Stated problem -
State the number of lines that contain the word "Dashboard", and add nothing else.

[Rows from a dataset]
────
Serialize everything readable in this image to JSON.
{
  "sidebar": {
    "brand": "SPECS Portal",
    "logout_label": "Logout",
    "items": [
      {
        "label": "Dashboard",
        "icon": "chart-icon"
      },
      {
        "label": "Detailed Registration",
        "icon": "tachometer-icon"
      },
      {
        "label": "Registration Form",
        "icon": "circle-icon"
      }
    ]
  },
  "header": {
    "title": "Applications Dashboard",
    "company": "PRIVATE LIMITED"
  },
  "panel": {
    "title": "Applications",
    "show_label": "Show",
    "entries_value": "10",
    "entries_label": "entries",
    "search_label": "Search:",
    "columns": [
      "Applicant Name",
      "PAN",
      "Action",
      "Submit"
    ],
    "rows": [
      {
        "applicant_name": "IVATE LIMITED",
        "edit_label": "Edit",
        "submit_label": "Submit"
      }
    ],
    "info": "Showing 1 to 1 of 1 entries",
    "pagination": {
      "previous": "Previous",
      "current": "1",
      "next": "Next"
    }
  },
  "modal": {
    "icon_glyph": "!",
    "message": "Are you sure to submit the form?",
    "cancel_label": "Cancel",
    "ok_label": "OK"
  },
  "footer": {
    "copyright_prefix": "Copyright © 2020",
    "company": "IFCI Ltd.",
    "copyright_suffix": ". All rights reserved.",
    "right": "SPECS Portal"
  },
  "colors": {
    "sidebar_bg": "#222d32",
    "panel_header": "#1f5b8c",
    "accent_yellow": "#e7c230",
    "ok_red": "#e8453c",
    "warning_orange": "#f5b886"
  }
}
────
Result of this task -
2